__Records from a collection of figures__:
═══

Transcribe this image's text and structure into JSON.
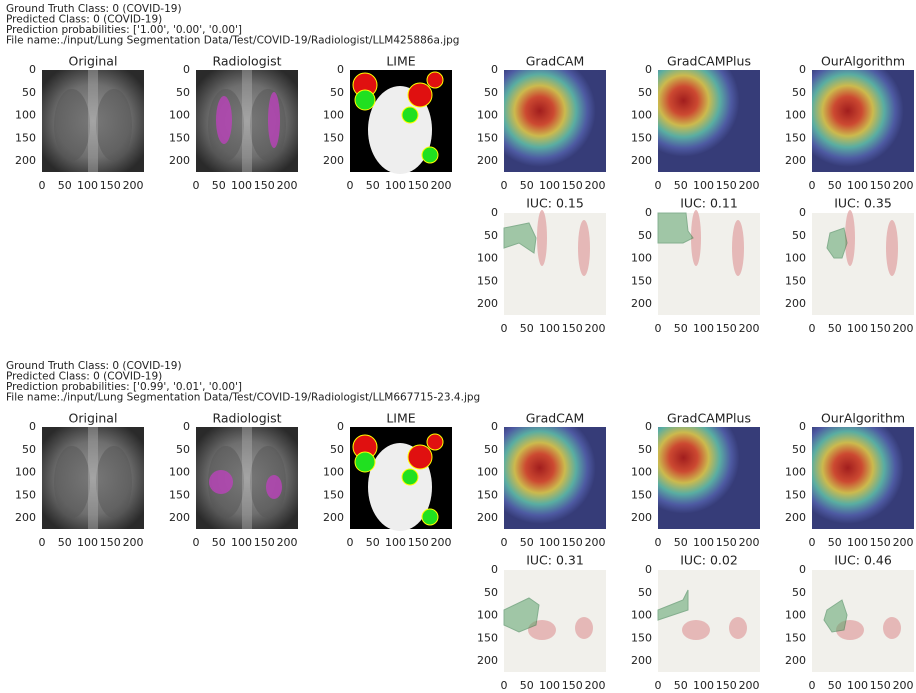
{
  "blocks": [
    {
      "info": [
        "Ground Truth Class: 0 (COVID-19)",
        "Predicted Class: 0 (COVID-19)",
        "Prediction probabilities: ['1.00', '0.00', '0.00']",
        "File name:./input/Lung Segmentation Data/Test/COVID-19/Radiologist/LLM425886a.jpg"
      ],
      "panels": [
        "Original",
        "Radiologist",
        "LIME",
        "GradCAM",
        "GradCAMPlus",
        "OurAlgorithm"
      ],
      "iuc_panels": [
        "IUC: 0.15",
        "IUC: 0.11",
        "IUC: 0.35"
      ]
    },
    {
      "info": [
        "Ground Truth Class: 0 (COVID-19)",
        "Predicted Class: 0 (COVID-19)",
        "Prediction probabilities: ['0.99', '0.01', '0.00']",
        "File name:./input/Lung Segmentation Data/Test/COVID-19/Radiologist/LLM667715-23.4.jpg"
      ],
      "panels": [
        "Original",
        "Radiologist",
        "LIME",
        "GradCAM",
        "GradCAMPlus",
        "OurAlgorithm"
      ],
      "iuc_panels": [
        "IUC: 0.31",
        "IUC: 0.02",
        "IUC: 0.46"
      ]
    }
  ],
  "xticks": [
    0,
    50,
    100,
    150,
    200
  ],
  "yticks": [
    0,
    50,
    100,
    150,
    200
  ]
}
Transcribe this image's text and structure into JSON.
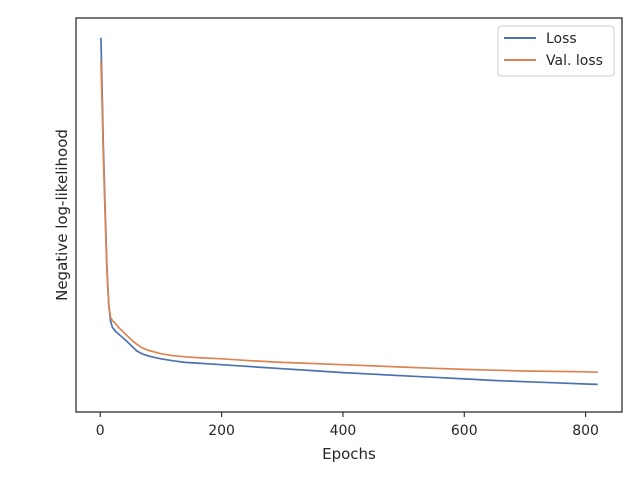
{
  "chart_data": {
    "type": "line",
    "xlabel": "Epochs",
    "ylabel": "Negative log-likelihood",
    "xlim": [
      -40,
      860
    ],
    "ylim": [
      0,
      1
    ],
    "y_ticks_labeled": false,
    "x_ticks": [
      0,
      200,
      400,
      600,
      800
    ],
    "x_tick_labels": [
      "0",
      "200",
      "400",
      "600",
      "800"
    ],
    "legend": {
      "placement": "top-right",
      "entries": [
        "Loss",
        "Val. loss"
      ]
    },
    "grid": false,
    "series": [
      {
        "name": "Loss",
        "color": "#4c72b0",
        "points": [
          [
            1,
            0.95
          ],
          [
            3,
            0.82
          ],
          [
            5,
            0.68
          ],
          [
            8,
            0.52
          ],
          [
            11,
            0.37
          ],
          [
            14,
            0.27
          ],
          [
            17,
            0.23
          ],
          [
            20,
            0.215
          ],
          [
            25,
            0.205
          ],
          [
            30,
            0.198
          ],
          [
            40,
            0.185
          ],
          [
            50,
            0.17
          ],
          [
            60,
            0.155
          ],
          [
            70,
            0.147
          ],
          [
            80,
            0.142
          ],
          [
            90,
            0.138
          ],
          [
            100,
            0.135
          ],
          [
            120,
            0.13
          ],
          [
            140,
            0.126
          ],
          [
            160,
            0.124
          ],
          [
            200,
            0.12
          ],
          [
            250,
            0.115
          ],
          [
            300,
            0.11
          ],
          [
            350,
            0.105
          ],
          [
            400,
            0.1
          ],
          [
            450,
            0.096
          ],
          [
            500,
            0.092
          ],
          [
            550,
            0.088
          ],
          [
            600,
            0.084
          ],
          [
            650,
            0.08
          ],
          [
            700,
            0.077
          ],
          [
            750,
            0.074
          ],
          [
            800,
            0.071
          ],
          [
            820,
            0.07
          ]
        ]
      },
      {
        "name": "Val. loss",
        "color": "#dd8452",
        "points": [
          [
            1,
            0.89
          ],
          [
            3,
            0.78
          ],
          [
            5,
            0.65
          ],
          [
            8,
            0.5
          ],
          [
            11,
            0.36
          ],
          [
            14,
            0.27
          ],
          [
            17,
            0.24
          ],
          [
            20,
            0.232
          ],
          [
            25,
            0.225
          ],
          [
            30,
            0.215
          ],
          [
            40,
            0.2
          ],
          [
            50,
            0.185
          ],
          [
            60,
            0.172
          ],
          [
            70,
            0.162
          ],
          [
            80,
            0.156
          ],
          [
            90,
            0.152
          ],
          [
            100,
            0.148
          ],
          [
            120,
            0.143
          ],
          [
            140,
            0.14
          ],
          [
            160,
            0.138
          ],
          [
            200,
            0.135
          ],
          [
            250,
            0.13
          ],
          [
            300,
            0.126
          ],
          [
            350,
            0.123
          ],
          [
            400,
            0.12
          ],
          [
            450,
            0.117
          ],
          [
            500,
            0.114
          ],
          [
            550,
            0.111
          ],
          [
            600,
            0.108
          ],
          [
            650,
            0.106
          ],
          [
            700,
            0.104
          ],
          [
            750,
            0.103
          ],
          [
            800,
            0.102
          ],
          [
            820,
            0.101
          ]
        ]
      }
    ]
  }
}
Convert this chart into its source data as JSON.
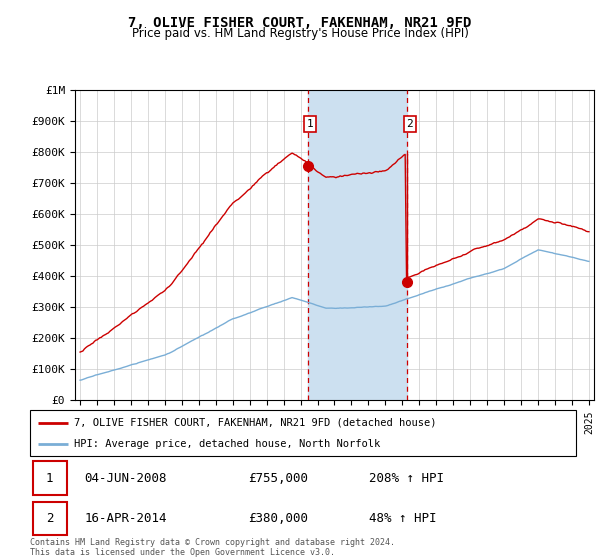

═══

__Task statement__: Return the listing above unchanged, apart from dropping its pictures.

__Response to the task__:
Transcribe this image's text and structure into JSON.
{
  "blocks": [
    {
      "info": [
        "Ground Truth Class: 0 (COVID-19)",
        "Predicted Class: 0 (COVID-19)",
        "Prediction probabilities: ['1.00', '0.00', '0.00']",
        "File name:./input/Lung Segmentation Data/Test/COVID-19/Radiologist/LLM425886a.jpg"
      ],
      "panels": [
        "Original",
        "Radiologist",
        "LIME",
        "GradCAM",
        "GradCAMPlus",
        "OurAlgorithm"
      ],
      "iuc_panels": [
        "IUC: 0.15",
        "IUC: 0.11",
        "IUC: 0.35"
      ]
    },
    {
      "info": [
        "Ground Truth Class: 0 (COVID-19)",
        "Predicted Class: 0 (COVID-19)",
        "Prediction probabilities: ['0.99', '0.01', '0.00']",
        "File name:./input/Lung Segmentation Data/Test/COVID-19/Radiologist/LLM667715-23.4.jpg"
      ],
      "panels": [
        "Original",
        "Radiologist",
        "LIME",
        "GradCAM",
        "GradCAMPlus",
        "OurAlgorithm"
      ],
      "iuc_panels": [
        "IUC: 0.31",
        "IUC: 0.02",
        "IUC: 0.46"
      ]
    }
  ],
  "xticks": [
    0,
    50,
    100,
    150,
    200
  ],
  "yticks": [
    0,
    50,
    100,
    150,
    200
  ]
}
Transcribe this image's text and structure into JSON.
{
  "chart_data": {
    "type": "line",
    "xlabel": "Epochs",
    "ylabel": "Negative log-likelihood",
    "xlim": [
      -40,
      860
    ],
    "ylim": [
      0,
      1
    ],
    "y_ticks_labeled": false,
    "x_ticks": [
      0,
      200,
      400,
      600,
      800
    ],
    "x_tick_labels": [
      "0",
      "200",
      "400",
      "600",
      "800"
    ],
    "legend": {
      "placement": "top-right",
      "entries": [
        "Loss",
        "Val. loss"
      ]
    },
    "grid": false,
    "series": [
      {
        "name": "Loss",
        "color": "#4c72b0",
        "points": [
          [
            1,
            0.95
          ],
          [
            3,
            0.82
          ],
          [
            5,
            0.68
          ],
          [
            8,
            0.52
          ],
          [
            11,
            0.37
          ],
          [
            14,
            0.27
          ],
          [
            17,
            0.23
          ],
          [
            20,
            0.215
          ],
          [
            25,
            0.205
          ],
          [
            30,
            0.198
          ],
          [
            40,
            0.185
          ],
          [
            50,
            0.17
          ],
          [
            60,
            0.155
          ],
          [
            70,
            0.147
          ],
          [
            80,
            0.142
          ],
          [
            90,
            0.138
          ],
          [
            100,
            0.135
          ],
          [
            120,
            0.13
          ],
          [
            140,
            0.126
          ],
          [
            160,
            0.124
          ],
          [
            200,
            0.12
          ],
          [
            250,
            0.115
          ],
          [
            300,
            0.11
          ],
          [
            350,
            0.105
          ],
          [
            400,
            0.1
          ],
          [
            450,
            0.096
          ],
          [
            500,
            0.092
          ],
          [
            550,
            0.088
          ],
          [
            600,
            0.084
          ],
          [
            650,
            0.08
          ],
          [
            700,
            0.077
          ],
          [
            750,
            0.074
          ],
          [
            800,
            0.071
          ],
          [
            820,
            0.07
          ]
        ]
      },
      {
        "name": "Val. loss",
        "color": "#dd8452",
        "points": [
          [
            1,
            0.89
          ],
          [
            3,
            0.78
          ],
          [
            5,
            0.65
          ],
          [
            8,
            0.5
          ],
          [
            11,
            0.36
          ],
          [
            14,
            0.27
          ],
          [
            17,
            0.24
          ],
          [
            20,
            0.232
          ],
          [
            25,
            0.225
          ],
          [
            30,
            0.215
          ],
          [
            40,
            0.2
          ],
          [
            50,
            0.185
          ],
          [
            60,
            0.172
          ],
          [
            70,
            0.162
          ],
          [
            80,
            0.156
          ],
          [
            90,
            0.152
          ],
          [
            100,
            0.148
          ],
          [
            120,
            0.143
          ],
          [
            140,
            0.14
          ],
          [
            160,
            0.138
          ],
          [
            200,
            0.135
          ],
          [
            250,
            0.13
          ],
          [
            300,
            0.126
          ],
          [
            350,
            0.123
          ],
          [
            400,
            0.12
          ],
          [
            450,
            0.117
          ],
          [
            500,
            0.114
          ],
          [
            550,
            0.111
          ],
          [
            600,
            0.108
          ],
          [
            650,
            0.106
          ],
          [
            700,
            0.104
          ],
          [
            750,
            0.103
          ],
          [
            800,
            0.102
          ],
          [
            820,
            0.101
          ]
        ]
      }
    ]
  }
}
Convert this chart into its source data as JSON.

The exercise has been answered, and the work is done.